⟨

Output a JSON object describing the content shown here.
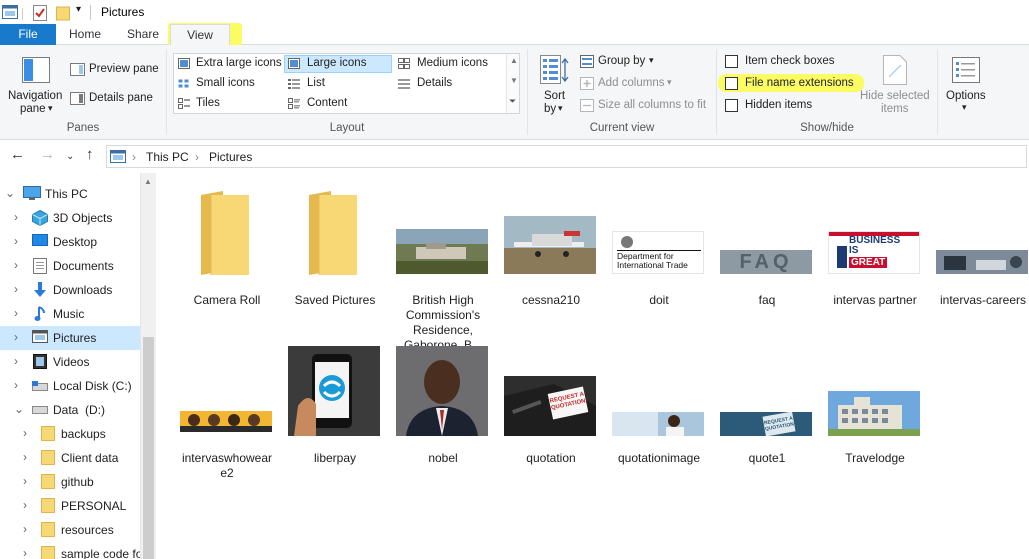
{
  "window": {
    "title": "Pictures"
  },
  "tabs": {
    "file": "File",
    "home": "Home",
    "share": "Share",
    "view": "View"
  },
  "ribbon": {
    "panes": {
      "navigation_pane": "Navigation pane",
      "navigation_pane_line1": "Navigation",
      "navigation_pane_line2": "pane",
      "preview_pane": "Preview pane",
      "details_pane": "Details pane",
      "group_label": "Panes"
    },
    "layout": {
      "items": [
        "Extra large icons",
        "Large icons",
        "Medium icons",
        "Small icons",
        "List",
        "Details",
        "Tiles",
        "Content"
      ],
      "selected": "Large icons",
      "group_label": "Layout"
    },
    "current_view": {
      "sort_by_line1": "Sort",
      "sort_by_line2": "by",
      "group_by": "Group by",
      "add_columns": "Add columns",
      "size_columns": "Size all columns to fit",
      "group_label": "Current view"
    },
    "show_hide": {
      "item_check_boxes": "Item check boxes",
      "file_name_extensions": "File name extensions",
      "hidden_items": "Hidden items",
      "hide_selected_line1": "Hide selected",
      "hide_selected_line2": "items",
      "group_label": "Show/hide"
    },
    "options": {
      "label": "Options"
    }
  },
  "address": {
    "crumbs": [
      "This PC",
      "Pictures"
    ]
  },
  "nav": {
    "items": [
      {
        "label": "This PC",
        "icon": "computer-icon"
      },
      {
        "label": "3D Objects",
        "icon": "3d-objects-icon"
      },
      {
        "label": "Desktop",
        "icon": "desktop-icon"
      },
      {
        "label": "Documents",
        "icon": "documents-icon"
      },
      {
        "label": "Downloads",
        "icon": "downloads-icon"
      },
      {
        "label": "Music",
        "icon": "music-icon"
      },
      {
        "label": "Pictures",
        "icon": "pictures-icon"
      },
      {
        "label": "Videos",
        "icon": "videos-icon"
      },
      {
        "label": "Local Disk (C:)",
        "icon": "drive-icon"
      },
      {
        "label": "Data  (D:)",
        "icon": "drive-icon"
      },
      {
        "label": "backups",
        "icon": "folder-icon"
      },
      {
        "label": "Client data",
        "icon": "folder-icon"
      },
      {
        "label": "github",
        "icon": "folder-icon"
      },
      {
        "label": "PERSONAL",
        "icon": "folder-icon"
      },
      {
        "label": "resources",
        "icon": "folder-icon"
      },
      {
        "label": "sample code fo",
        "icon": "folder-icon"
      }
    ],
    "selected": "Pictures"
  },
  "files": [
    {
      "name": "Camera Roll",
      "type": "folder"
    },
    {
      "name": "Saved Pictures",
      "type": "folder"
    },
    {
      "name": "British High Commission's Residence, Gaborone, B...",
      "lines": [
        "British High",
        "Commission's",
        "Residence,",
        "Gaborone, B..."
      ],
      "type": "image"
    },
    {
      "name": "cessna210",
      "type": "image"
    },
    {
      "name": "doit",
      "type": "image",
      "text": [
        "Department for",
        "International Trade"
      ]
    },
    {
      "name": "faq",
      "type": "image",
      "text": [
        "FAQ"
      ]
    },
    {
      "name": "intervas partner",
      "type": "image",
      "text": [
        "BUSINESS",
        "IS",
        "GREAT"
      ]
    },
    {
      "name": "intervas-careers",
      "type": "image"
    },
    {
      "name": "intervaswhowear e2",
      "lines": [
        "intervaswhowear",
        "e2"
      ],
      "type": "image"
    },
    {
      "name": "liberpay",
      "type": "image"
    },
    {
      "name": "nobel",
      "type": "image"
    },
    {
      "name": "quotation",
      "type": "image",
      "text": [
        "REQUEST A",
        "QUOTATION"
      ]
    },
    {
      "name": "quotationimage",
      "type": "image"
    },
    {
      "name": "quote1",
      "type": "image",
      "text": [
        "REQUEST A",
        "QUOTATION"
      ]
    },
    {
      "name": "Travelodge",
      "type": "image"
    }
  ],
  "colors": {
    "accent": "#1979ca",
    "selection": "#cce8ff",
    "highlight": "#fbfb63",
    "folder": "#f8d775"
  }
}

⟩
⟨

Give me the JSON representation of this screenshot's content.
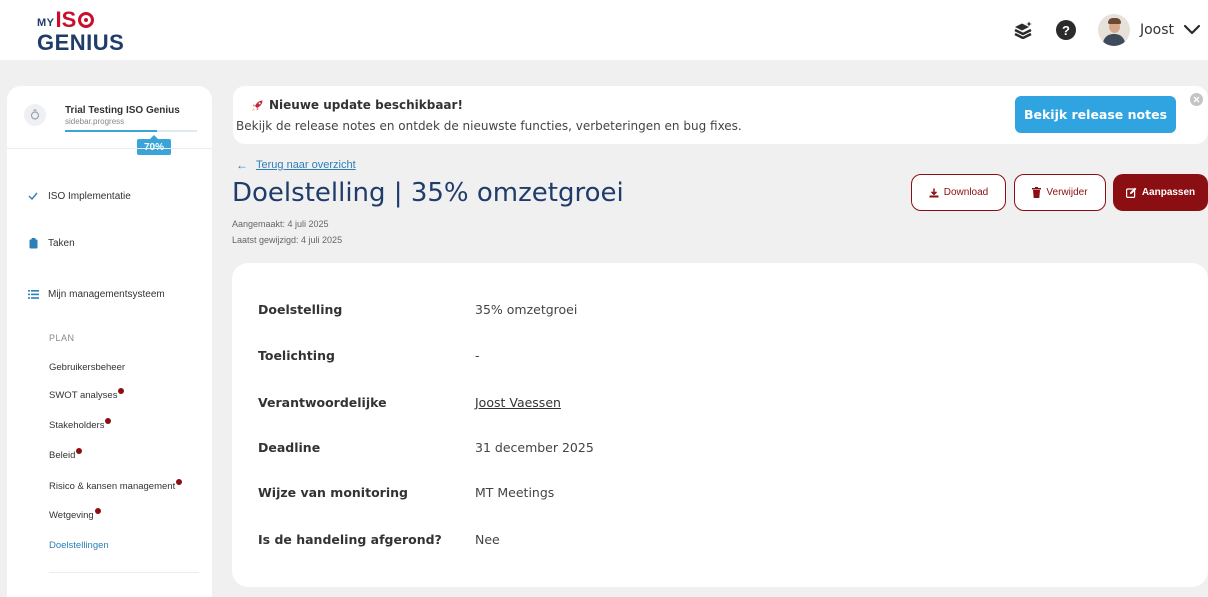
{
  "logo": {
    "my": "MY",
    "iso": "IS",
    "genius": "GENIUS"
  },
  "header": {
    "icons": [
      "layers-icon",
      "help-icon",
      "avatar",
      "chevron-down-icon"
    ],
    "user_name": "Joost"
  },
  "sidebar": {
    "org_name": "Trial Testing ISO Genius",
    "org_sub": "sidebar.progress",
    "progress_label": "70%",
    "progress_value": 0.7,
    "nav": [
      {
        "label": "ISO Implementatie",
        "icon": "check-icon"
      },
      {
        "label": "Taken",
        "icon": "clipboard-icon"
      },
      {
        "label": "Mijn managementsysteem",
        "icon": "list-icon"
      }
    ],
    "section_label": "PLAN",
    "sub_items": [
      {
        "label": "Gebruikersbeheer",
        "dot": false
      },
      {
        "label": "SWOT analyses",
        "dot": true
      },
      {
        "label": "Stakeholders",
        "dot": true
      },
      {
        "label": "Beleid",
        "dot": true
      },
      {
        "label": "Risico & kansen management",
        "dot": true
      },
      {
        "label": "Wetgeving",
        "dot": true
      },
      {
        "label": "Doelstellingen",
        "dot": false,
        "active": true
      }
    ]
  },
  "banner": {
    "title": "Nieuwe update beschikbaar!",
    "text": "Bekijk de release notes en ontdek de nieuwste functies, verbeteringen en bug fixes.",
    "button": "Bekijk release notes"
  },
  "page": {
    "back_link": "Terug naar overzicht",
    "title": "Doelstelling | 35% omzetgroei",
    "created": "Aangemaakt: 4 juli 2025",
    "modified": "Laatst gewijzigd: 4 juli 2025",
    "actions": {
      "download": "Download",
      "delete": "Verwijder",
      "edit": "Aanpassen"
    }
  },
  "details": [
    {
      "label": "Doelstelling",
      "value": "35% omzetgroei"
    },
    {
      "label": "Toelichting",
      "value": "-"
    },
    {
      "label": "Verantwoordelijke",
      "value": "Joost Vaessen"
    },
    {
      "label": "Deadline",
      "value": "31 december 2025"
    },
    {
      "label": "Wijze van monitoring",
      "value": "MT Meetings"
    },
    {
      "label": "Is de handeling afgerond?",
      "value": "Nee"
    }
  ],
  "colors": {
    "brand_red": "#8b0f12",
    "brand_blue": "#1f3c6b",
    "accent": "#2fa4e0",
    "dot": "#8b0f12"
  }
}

⟩
⟨

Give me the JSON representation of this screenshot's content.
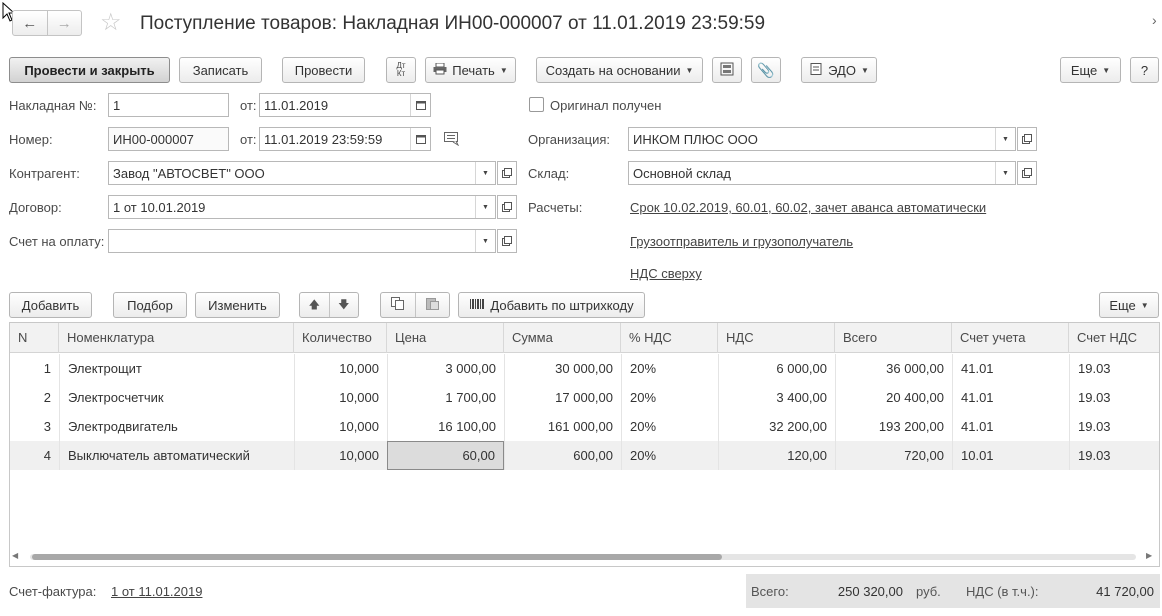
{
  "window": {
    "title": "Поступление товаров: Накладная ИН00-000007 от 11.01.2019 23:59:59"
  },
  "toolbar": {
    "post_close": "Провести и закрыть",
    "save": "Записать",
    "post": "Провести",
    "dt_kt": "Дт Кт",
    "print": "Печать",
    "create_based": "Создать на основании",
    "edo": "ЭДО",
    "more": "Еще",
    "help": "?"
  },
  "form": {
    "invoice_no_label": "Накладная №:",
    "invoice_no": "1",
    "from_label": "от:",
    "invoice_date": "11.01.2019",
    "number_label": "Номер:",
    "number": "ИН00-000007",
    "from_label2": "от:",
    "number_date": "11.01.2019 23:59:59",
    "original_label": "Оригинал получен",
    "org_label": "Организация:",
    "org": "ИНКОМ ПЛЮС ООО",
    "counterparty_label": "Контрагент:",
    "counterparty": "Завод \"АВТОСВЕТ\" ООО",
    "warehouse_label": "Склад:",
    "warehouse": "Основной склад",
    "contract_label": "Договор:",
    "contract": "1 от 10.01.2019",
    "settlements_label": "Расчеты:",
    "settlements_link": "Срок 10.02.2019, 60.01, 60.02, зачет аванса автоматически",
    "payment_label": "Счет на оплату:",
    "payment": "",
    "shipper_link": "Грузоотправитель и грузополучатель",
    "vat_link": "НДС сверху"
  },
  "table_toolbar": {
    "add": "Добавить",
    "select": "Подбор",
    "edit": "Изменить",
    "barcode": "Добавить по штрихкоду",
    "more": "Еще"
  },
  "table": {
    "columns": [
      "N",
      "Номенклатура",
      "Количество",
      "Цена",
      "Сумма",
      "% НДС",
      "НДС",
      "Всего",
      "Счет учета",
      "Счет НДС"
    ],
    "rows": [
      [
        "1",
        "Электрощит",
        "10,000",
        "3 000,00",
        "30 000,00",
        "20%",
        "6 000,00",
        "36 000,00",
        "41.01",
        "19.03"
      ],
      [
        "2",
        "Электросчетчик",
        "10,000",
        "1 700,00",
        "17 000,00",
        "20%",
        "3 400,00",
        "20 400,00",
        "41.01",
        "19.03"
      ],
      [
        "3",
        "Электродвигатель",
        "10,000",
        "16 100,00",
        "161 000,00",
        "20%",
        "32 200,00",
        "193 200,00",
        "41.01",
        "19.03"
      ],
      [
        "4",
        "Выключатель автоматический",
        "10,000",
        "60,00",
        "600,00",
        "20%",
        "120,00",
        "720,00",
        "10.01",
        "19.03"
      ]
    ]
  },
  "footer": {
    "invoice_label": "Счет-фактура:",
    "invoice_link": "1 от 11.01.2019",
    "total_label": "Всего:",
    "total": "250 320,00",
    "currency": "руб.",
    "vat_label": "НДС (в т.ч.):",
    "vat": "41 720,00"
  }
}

⟩

(Exercise objective) In the entries above, find each line with the word "Провести" and show it.

(The answer)
    "post_close": "Провести и закрыть",
    "post": "Провести",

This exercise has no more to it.